Written request :: Update the listing below by changing every "dropdown-arrow-icon" to "dropdown-caret-icon" and leaving everything else unchanged.

(Layout annotation records)
[Begin]
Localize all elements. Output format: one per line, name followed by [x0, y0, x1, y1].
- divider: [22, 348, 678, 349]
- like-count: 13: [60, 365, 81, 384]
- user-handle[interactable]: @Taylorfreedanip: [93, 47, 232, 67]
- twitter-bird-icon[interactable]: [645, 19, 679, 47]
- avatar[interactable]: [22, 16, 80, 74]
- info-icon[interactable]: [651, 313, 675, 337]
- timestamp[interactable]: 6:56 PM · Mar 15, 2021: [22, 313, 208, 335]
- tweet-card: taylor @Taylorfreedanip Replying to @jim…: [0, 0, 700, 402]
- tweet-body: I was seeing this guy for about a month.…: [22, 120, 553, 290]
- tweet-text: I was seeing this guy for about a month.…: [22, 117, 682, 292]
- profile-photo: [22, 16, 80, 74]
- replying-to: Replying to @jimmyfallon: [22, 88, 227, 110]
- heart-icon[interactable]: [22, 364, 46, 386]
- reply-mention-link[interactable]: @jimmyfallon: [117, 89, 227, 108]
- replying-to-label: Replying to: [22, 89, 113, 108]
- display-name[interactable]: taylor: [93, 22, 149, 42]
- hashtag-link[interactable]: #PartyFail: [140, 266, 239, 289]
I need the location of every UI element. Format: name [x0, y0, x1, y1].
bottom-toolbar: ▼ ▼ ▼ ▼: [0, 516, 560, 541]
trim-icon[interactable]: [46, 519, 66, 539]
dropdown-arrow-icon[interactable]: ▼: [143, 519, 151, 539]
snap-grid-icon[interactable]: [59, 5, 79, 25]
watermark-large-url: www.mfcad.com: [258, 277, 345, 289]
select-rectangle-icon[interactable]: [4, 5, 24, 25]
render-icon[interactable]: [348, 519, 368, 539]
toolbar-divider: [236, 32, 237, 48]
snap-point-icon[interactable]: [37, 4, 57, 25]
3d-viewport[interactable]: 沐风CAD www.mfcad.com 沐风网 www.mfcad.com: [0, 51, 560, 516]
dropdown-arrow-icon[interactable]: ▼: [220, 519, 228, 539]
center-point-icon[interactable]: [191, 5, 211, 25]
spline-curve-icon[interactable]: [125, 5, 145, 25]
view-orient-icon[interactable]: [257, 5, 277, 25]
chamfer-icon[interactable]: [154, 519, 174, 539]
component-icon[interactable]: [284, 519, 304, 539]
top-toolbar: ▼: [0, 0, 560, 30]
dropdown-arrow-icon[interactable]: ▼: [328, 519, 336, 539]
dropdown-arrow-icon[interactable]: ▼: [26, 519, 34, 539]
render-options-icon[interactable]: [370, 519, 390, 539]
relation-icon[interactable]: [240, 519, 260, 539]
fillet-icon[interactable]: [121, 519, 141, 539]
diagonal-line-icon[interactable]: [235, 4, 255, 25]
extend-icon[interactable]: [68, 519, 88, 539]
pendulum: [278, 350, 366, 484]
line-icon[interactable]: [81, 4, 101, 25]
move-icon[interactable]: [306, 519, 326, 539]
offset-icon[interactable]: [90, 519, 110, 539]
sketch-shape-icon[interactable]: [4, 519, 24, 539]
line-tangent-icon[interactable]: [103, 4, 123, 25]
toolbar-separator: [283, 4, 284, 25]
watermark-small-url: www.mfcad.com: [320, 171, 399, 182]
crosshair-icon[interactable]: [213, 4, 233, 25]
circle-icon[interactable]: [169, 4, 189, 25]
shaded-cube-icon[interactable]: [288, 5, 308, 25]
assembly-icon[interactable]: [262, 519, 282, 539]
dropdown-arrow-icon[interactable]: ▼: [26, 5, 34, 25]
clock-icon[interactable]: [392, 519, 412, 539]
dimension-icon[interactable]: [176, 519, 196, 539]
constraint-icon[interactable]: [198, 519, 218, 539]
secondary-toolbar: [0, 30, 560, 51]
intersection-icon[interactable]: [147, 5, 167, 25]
[End]
Written reply ::
Localize all elements. Output format: one per line, name followed by [x0, y0, x1, y1].
- divider: [22, 348, 678, 349]
- like-count: 13: [60, 365, 81, 384]
- user-handle[interactable]: @Taylorfreedanip: [93, 47, 232, 67]
- twitter-bird-icon[interactable]: [645, 19, 679, 47]
- avatar[interactable]: [22, 16, 80, 74]
- info-icon[interactable]: [651, 313, 675, 337]
- timestamp[interactable]: 6:56 PM · Mar 15, 2021: [22, 313, 208, 335]
- tweet-card: taylor @Taylorfreedanip Replying to @jim…: [0, 0, 700, 402]
- tweet-body: I was seeing this guy for about a month.…: [22, 120, 553, 290]
- tweet-text: I was seeing this guy for about a month.…: [22, 117, 682, 292]
- profile-photo: [22, 16, 80, 74]
- replying-to: Replying to @jimmyfallon: [22, 88, 227, 110]
- heart-icon[interactable]: [22, 364, 46, 386]
- reply-mention-link[interactable]: @jimmyfallon: [117, 89, 227, 108]
- replying-to-label: Replying to: [22, 89, 113, 108]
- display-name[interactable]: taylor: [93, 22, 149, 42]
- hashtag-link[interactable]: #PartyFail: [140, 266, 239, 289]
I need the location of every UI element. Format: name [x0, y0, x1, y1].
bottom-toolbar: ▼ ▼ ▼ ▼: [0, 516, 560, 541]
trim-icon[interactable]: [46, 519, 66, 539]
dropdown-caret-icon[interactable]: ▼: [143, 519, 151, 539]
snap-grid-icon[interactable]: [59, 5, 79, 25]
watermark-large-url: www.mfcad.com: [258, 277, 345, 289]
select-rectangle-icon[interactable]: [4, 5, 24, 25]
render-icon[interactable]: [348, 519, 368, 539]
toolbar-divider: [236, 32, 237, 48]
snap-point-icon[interactable]: [37, 4, 57, 25]
3d-viewport[interactable]: 沐风CAD www.mfcad.com 沐风网 www.mfcad.com: [0, 51, 560, 516]
dropdown-caret-icon[interactable]: ▼: [220, 519, 228, 539]
center-point-icon[interactable]: [191, 5, 211, 25]
spline-curve-icon[interactable]: [125, 5, 145, 25]
view-orient-icon[interactable]: [257, 5, 277, 25]
chamfer-icon[interactable]: [154, 519, 174, 539]
component-icon[interactable]: [284, 519, 304, 539]
top-toolbar: ▼: [0, 0, 560, 30]
dropdown-caret-icon[interactable]: ▼: [328, 519, 336, 539]
dropdown-caret-icon[interactable]: ▼: [26, 519, 34, 539]
render-options-icon[interactable]: [370, 519, 390, 539]
relation-icon[interactable]: [240, 519, 260, 539]
fillet-icon[interactable]: [121, 519, 141, 539]
diagonal-line-icon[interactable]: [235, 4, 255, 25]
extend-icon[interactable]: [68, 519, 88, 539]
pendulum: [278, 350, 366, 484]
line-icon[interactable]: [81, 4, 101, 25]
move-icon[interactable]: [306, 519, 326, 539]
offset-icon[interactable]: [90, 519, 110, 539]
sketch-shape-icon[interactable]: [4, 519, 24, 539]
line-tangent-icon[interactable]: [103, 4, 123, 25]
toolbar-separator: [283, 4, 284, 25]
watermark-small-url: www.mfcad.com: [320, 171, 399, 182]
crosshair-icon[interactable]: [213, 4, 233, 25]
circle-icon[interactable]: [169, 4, 189, 25]
shaded-cube-icon[interactable]: [288, 5, 308, 25]
assembly-icon[interactable]: [262, 519, 282, 539]
dropdown-caret-icon[interactable]: ▼: [26, 5, 34, 25]
clock-icon[interactable]: [392, 519, 412, 539]
dimension-icon[interactable]: [176, 519, 196, 539]
constraint-icon[interactable]: [198, 519, 218, 539]
secondary-toolbar: [0, 30, 560, 51]
intersection-icon[interactable]: [147, 5, 167, 25]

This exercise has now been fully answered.